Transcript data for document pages
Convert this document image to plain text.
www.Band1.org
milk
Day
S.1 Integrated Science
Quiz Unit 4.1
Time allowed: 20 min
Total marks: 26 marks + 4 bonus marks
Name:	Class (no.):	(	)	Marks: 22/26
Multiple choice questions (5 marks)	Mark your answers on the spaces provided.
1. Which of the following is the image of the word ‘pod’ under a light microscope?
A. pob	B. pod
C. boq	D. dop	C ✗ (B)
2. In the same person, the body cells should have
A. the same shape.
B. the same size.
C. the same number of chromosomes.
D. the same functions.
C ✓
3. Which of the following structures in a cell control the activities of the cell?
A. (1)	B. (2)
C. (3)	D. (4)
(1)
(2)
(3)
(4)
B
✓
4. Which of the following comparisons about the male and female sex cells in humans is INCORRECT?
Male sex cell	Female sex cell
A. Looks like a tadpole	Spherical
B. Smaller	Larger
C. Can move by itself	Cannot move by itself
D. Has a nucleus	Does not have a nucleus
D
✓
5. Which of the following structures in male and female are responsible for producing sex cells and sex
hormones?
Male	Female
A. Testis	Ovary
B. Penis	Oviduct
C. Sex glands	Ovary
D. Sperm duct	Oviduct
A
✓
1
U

**Prompt:**
Please output every line shown above exactly.

**Answer section:**
Convert this document image to plain text.
www.Band1.org
milk
Day
S.1 Integrated Science
Quiz Unit 4.1
Time allowed: 20 min
Total marks: 26 marks + 4 bonus marks
Name:	Class (no.):	(	)	Marks: 22/26
Multiple choice questions (5 marks)	Mark your answers on the spaces provided.
1. Which of the following is the image of the word ‘pod’ under a light microscope?
A. pob	B. pod
C. boq	D. dop	C ✗ (B)
2. In the same person, the body cells should have
A. the same shape.
B. the same size.
C. the same number of chromosomes.
D. the same functions.
C ✓
3. Which of the following structures in a cell control the activities of the cell?
A. (1)	B. (2)
C. (3)	D. (4)
(1)
(2)
(3)
(4)
B
✓
4. Which of the following comparisons about the male and female sex cells in humans is INCORRECT?
Male sex cell	Female sex cell
A. Looks like a tadpole	Spherical
B. Smaller	Larger
C. Can move by itself	Cannot move by itself
D. Has a nucleus	Does not have a nucleus
D
✓
5. Which of the following structures in male and female are responsible for producing sex cells and sex
hormones?
Male	Female
A. Testis	Ovary
B. Penis	Oviduct
C. Sex glands	Ovary
D. Sperm duct	Oviduct
A
✓
1
U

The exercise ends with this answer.